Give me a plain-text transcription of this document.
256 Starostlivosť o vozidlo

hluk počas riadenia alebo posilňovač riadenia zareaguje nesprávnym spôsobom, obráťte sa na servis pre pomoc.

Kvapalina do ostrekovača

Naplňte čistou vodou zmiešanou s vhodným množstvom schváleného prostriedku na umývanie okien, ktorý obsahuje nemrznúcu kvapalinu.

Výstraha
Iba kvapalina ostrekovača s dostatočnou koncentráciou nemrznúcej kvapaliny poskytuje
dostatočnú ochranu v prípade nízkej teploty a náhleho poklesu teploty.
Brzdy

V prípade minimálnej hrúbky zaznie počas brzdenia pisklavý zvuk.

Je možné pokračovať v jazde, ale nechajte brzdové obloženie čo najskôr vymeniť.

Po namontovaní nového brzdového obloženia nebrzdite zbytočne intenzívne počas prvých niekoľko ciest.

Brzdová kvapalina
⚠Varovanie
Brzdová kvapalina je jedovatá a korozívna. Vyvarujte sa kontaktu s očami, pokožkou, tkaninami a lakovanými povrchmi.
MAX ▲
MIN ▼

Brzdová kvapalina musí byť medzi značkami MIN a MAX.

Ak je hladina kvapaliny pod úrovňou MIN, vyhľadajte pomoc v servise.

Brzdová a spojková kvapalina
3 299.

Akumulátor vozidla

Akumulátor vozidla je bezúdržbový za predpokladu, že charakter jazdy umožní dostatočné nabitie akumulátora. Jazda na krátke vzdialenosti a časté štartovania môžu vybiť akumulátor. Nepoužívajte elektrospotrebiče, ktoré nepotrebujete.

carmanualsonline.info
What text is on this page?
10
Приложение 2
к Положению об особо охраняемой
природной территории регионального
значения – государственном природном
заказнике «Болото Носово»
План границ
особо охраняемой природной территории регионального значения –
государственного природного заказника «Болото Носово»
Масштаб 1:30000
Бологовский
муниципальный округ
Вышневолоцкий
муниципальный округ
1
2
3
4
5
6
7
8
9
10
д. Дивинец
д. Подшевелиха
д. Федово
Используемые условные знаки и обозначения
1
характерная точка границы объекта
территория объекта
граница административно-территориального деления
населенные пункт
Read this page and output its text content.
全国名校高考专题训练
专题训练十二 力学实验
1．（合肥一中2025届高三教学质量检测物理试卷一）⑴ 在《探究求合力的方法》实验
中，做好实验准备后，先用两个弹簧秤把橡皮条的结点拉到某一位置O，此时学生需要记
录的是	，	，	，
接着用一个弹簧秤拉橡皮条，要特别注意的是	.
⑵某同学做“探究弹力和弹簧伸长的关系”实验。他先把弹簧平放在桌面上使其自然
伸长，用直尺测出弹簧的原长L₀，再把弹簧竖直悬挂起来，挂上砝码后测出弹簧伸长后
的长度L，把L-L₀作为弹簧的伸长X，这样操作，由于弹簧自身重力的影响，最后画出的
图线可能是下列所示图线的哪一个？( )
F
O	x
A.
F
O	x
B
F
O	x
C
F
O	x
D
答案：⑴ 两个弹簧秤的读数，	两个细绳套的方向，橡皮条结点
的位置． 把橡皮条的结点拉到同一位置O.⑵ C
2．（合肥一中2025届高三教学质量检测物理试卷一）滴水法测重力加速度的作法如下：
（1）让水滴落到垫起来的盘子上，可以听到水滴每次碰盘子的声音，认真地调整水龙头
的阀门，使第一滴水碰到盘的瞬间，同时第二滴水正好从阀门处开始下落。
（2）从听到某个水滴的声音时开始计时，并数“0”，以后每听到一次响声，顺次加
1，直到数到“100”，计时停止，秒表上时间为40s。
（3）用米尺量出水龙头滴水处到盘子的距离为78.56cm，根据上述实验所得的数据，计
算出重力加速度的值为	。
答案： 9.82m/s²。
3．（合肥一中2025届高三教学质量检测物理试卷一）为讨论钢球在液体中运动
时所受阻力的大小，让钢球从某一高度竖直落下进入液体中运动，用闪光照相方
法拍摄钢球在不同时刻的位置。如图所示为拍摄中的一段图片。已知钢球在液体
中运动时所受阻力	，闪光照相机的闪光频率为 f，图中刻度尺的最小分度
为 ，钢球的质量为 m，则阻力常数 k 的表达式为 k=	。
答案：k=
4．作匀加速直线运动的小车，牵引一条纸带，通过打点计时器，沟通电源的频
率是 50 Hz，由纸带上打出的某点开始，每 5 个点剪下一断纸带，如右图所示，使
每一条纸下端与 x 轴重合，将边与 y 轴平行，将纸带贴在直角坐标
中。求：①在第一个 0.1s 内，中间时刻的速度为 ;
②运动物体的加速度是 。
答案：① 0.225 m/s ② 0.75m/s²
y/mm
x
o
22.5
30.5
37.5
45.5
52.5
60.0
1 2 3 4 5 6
════════════════
## [What you need to do]
Return exactly the lines from the one containing "What text is on this page?" to the last line of the data, and nothing more.

## [Full solution]
What text is on this page?
10
Приложение 2
к Положению об особо охраняемой
природной территории регионального
значения – государственном природном
заказнике «Болото Носово»
План границ
особо охраняемой природной территории регионального значения –
государственного природного заказника «Болото Носово»
Масштаб 1:30000
Бологовский
муниципальный округ
Вышневолоцкий
муниципальный округ
1
2
3
4
5
6
7
8
9
10
д. Дивинец
д. Подшевелиха
д. Федово
Используемые условные знаки и обозначения
1
характерная точка границы объекта
территория объекта
граница административно-территориального деления
населенные пункт
Read this page and output its text content.
全国名校高考专题训练
专题训练十二 力学实验
1．（合肥一中2025届高三教学质量检测物理试卷一）⑴ 在《探究求合力的方法》实验
中，做好实验准备后，先用两个弹簧秤把橡皮条的结点拉到某一位置O，此时学生需要记
录的是	，	，	，
接着用一个弹簧秤拉橡皮条，要特别注意的是	.
⑵某同学做“探究弹力和弹簧伸长的关系”实验。他先把弹簧平放在桌面上使其自然
伸长，用直尺测出弹簧的原长L₀，再把弹簧竖直悬挂起来，挂上砝码后测出弹簧伸长后
的长度L，把L-L₀作为弹簧的伸长X，这样操作，由于弹簧自身重力的影响，最后画出的
图线可能是下列所示图线的哪一个？( )
F
O	x
A.
F
O	x
B
F
O	x
C
F
O	x
D
答案：⑴ 两个弹簧秤的读数，	两个细绳套的方向，橡皮条结点
的位置． 把橡皮条的结点拉到同一位置O.⑵ C
2．（合肥一中2025届高三教学质量检测物理试卷一）滴水法测重力加速度的作法如下：
（1）让水滴落到垫起来的盘子上，可以听到水滴每次碰盘子的声音，认真地调整水龙头
的阀门，使第一滴水碰到盘的瞬间，同时第二滴水正好从阀门处开始下落。
（2）从听到某个水滴的声音时开始计时，并数“0”，以后每听到一次响声，顺次加
1，直到数到“100”，计时停止，秒表上时间为40s。
（3）用米尺量出水龙头滴水处到盘子的距离为78.56cm，根据上述实验所得的数据，计
算出重力加速度的值为	。
答案： 9.82m/s²。
3．（合肥一中2025届高三教学质量检测物理试卷一）为讨论钢球在液体中运动
时所受阻力的大小，让钢球从某一高度竖直落下进入液体中运动，用闪光照相方
法拍摄钢球在不同时刻的位置。如图所示为拍摄中的一段图片。已知钢球在液体
中运动时所受阻力	，闪光照相机的闪光频率为 f，图中刻度尺的最小分度
为 ，钢球的质量为 m，则阻力常数 k 的表达式为 k=	。
答案：k=
4．作匀加速直线运动的小车，牵引一条纸带，通过打点计时器，沟通电源的频
率是 50 Hz，由纸带上打出的某点开始，每 5 个点剪下一断纸带，如右图所示，使
每一条纸下端与 x 轴重合，将边与 y 轴平行，将纸带贴在直角坐标
中。求：①在第一个 0.1s 内，中间时刻的速度为 ;
②运动物体的加速度是 。
答案：① 0.225 m/s ② 0.75m/s²
y/mm
x
o
22.5
30.5
37.5
45.5
52.5
60.0
1 2 3 4 5 6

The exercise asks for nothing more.